▸ **Aim**:
Copy the following lines word for word, from the line with "Patent image size: (1287, 1020)." through the line with "The distillation array 18 is at (927, 130).".

▸ **Records shown**:
--------------------
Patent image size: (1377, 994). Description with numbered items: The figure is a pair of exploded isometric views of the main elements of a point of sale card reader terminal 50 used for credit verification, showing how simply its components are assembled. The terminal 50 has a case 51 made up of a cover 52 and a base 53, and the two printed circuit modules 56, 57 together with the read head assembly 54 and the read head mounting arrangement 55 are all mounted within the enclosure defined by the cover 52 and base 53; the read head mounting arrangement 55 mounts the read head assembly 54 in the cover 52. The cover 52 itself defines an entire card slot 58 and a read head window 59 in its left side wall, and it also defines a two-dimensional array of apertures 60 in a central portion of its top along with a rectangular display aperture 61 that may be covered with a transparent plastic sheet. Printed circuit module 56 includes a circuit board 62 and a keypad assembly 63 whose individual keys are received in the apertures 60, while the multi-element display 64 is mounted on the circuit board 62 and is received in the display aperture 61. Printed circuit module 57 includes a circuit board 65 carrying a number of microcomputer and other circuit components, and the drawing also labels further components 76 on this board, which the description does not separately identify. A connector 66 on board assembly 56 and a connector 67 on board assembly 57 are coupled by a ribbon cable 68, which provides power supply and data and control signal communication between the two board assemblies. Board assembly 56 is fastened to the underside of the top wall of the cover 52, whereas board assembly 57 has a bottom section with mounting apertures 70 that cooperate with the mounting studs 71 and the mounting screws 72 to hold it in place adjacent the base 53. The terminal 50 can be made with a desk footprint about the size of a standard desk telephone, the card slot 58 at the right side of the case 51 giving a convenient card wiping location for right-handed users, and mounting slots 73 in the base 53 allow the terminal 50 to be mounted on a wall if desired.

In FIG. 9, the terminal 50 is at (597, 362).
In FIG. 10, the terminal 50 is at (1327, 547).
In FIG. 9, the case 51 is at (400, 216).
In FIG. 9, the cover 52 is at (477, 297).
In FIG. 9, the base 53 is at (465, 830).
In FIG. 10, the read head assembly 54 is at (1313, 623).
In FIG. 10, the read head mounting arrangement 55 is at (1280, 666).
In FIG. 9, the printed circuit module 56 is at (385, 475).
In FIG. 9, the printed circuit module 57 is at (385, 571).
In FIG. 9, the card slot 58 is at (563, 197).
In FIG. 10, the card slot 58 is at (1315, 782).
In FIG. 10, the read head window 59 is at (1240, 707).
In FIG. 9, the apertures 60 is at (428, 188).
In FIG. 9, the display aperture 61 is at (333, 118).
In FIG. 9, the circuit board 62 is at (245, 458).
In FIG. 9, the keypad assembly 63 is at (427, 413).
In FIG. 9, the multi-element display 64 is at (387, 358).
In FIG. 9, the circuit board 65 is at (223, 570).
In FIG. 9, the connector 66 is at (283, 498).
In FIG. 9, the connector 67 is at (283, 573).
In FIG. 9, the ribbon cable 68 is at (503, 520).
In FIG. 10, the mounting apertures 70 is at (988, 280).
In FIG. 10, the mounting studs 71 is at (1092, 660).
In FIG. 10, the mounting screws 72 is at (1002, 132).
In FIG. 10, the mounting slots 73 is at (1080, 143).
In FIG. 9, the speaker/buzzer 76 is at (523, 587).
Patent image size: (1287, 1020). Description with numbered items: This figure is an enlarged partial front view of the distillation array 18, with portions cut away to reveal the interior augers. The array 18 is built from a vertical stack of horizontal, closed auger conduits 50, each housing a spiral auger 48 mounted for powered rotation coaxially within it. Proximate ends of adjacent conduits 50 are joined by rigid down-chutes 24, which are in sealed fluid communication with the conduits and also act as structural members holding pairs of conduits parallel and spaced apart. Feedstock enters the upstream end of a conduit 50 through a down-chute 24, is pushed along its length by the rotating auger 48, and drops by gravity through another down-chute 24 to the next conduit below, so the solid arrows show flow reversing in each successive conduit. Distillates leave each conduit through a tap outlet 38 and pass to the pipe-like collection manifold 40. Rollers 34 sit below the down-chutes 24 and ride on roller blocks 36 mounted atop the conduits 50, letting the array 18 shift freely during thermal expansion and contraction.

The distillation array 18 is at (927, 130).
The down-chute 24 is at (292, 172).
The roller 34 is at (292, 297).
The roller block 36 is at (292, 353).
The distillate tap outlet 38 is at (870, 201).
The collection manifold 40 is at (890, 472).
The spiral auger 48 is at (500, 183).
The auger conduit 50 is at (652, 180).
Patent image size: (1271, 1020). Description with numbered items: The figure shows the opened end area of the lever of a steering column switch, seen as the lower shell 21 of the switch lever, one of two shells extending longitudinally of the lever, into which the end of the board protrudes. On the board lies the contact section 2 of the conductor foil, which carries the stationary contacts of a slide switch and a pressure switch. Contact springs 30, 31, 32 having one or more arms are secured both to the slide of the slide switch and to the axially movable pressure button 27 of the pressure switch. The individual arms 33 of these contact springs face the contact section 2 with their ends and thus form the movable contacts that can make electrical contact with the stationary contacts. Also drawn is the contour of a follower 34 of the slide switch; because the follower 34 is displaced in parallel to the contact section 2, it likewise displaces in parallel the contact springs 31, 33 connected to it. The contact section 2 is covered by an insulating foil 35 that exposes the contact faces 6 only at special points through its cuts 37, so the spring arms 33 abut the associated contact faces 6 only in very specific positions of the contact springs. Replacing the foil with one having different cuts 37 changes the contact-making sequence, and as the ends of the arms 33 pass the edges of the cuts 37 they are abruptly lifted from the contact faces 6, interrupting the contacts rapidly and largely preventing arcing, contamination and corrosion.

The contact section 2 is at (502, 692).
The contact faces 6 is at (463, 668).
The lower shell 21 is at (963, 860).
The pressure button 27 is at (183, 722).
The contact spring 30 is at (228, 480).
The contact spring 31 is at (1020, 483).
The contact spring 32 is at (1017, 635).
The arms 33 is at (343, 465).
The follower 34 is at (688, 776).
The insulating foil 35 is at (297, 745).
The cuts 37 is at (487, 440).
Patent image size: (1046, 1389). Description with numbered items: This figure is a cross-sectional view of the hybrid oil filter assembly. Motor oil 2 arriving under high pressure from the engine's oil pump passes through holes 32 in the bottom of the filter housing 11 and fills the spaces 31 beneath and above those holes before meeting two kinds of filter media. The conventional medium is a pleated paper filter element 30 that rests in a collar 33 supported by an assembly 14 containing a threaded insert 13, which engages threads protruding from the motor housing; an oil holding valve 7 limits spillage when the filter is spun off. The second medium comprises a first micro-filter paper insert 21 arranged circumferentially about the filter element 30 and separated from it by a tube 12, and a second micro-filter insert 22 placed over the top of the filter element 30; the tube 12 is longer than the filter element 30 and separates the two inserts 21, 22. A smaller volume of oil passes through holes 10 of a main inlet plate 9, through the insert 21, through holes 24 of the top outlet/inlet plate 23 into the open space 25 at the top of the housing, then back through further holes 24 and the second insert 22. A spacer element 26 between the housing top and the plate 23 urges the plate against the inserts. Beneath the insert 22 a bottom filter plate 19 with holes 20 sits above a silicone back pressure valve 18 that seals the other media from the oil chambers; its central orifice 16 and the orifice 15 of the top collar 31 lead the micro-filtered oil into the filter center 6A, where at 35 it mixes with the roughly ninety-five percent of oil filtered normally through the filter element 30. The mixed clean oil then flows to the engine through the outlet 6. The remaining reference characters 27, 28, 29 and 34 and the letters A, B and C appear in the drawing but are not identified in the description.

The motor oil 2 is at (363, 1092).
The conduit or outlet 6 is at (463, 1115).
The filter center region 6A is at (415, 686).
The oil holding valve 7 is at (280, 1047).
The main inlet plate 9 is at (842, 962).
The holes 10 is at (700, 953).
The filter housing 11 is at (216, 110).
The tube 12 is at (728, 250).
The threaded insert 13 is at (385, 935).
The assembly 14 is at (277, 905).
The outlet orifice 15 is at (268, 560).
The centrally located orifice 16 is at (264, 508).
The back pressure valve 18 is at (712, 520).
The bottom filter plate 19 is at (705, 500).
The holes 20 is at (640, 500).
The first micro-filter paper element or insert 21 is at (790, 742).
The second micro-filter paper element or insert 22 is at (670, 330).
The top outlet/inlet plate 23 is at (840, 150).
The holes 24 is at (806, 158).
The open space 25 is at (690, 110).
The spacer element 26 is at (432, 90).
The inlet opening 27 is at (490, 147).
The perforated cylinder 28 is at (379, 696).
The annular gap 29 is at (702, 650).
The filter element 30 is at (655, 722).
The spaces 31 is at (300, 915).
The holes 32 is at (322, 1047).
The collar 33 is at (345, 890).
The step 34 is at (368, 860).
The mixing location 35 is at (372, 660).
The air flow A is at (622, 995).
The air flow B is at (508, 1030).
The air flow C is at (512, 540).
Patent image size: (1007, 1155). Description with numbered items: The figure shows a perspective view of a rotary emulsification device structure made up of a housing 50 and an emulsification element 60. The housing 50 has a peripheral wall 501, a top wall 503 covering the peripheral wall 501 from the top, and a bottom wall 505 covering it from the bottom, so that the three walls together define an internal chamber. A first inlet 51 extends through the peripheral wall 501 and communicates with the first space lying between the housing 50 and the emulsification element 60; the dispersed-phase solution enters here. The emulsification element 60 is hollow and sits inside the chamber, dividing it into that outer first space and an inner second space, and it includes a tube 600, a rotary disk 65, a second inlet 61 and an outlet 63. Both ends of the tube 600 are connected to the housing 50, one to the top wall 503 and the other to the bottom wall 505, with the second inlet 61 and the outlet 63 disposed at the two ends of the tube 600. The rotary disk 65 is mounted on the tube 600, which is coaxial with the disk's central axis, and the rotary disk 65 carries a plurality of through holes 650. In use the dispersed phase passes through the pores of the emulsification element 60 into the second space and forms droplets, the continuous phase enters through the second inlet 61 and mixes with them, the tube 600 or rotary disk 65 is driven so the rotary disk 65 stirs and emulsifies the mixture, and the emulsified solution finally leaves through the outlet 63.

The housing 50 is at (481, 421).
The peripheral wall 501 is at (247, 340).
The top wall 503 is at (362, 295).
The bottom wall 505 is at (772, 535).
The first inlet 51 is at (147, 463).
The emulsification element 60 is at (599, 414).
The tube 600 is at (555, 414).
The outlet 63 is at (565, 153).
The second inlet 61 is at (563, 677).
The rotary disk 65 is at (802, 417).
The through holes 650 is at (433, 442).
--------------------
▸ **Output for this task**:
Patent image size: (1287, 1020). Description with numbered items: This figure is an enlarged partial front view of the distillation array 18, with portions cut away to reveal the interior augers. The array 18 is built from a vertical stack of horizontal, closed auger conduits 50, each housing a spiral auger 48 mounted for powered rotation coaxially within it. Proximate ends of adjacent conduits 50 are joined by rigid down-chutes 24, which are in sealed fluid communication with the conduits and also act as structural members holding pairs of conduits parallel and spaced apart. Feedstock enters the upstream end of a conduit 50 through a down-chute 24, is pushed along its length by the rotating auger 48, and drops by gravity through another down-chute 24 to the next conduit below, so the solid arrows show flow reversing in each successive conduit. Distillates leave each conduit through a tap outlet 38 and pass to the pipe-like collection manifold 40. Rollers 34 sit below the down-chutes 24 and ride on roller blocks 36 mounted atop the conduits 50, letting the array 18 shift freely during thermal expansion and contraction.

The distillation array 18 is at (927, 130).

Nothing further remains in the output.